Recorded data:
══════════
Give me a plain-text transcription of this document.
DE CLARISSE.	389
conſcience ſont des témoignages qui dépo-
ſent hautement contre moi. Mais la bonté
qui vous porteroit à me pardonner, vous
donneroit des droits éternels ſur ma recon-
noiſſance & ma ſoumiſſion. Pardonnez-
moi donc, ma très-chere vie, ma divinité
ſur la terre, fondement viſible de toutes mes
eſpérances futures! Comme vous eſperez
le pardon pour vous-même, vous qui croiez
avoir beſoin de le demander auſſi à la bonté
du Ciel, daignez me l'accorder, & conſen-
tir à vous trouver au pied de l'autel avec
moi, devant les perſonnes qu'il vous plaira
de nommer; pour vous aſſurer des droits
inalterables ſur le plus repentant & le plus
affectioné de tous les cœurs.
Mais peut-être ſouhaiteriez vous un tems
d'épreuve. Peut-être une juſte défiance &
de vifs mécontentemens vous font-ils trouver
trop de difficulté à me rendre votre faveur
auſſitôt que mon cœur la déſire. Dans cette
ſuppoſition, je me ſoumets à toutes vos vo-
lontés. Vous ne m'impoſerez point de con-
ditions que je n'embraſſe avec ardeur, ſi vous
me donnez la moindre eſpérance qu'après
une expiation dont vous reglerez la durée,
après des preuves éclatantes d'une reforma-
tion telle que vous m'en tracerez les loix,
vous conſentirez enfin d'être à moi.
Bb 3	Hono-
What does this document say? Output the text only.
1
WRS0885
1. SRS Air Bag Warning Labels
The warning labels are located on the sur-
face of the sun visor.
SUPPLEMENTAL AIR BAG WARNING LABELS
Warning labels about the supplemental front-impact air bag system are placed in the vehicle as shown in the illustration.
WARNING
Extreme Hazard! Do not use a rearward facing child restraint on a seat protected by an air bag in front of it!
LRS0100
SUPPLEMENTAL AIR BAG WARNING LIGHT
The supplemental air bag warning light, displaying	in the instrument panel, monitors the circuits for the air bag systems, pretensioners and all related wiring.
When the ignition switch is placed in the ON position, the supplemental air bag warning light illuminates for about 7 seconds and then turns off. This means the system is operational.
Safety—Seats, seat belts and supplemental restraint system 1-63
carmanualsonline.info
══════════
Problem details: Copy out each line of the records that holds the string "about".

Written reply:
Warning labels about the supplemental front-impact air bag system are placed in the vehicle as shown in the illustration.
When the ignition switch is placed in the ON position, the supplemental air bag warning light illuminates for about 7 seconds and then turns off. This means the system is operational.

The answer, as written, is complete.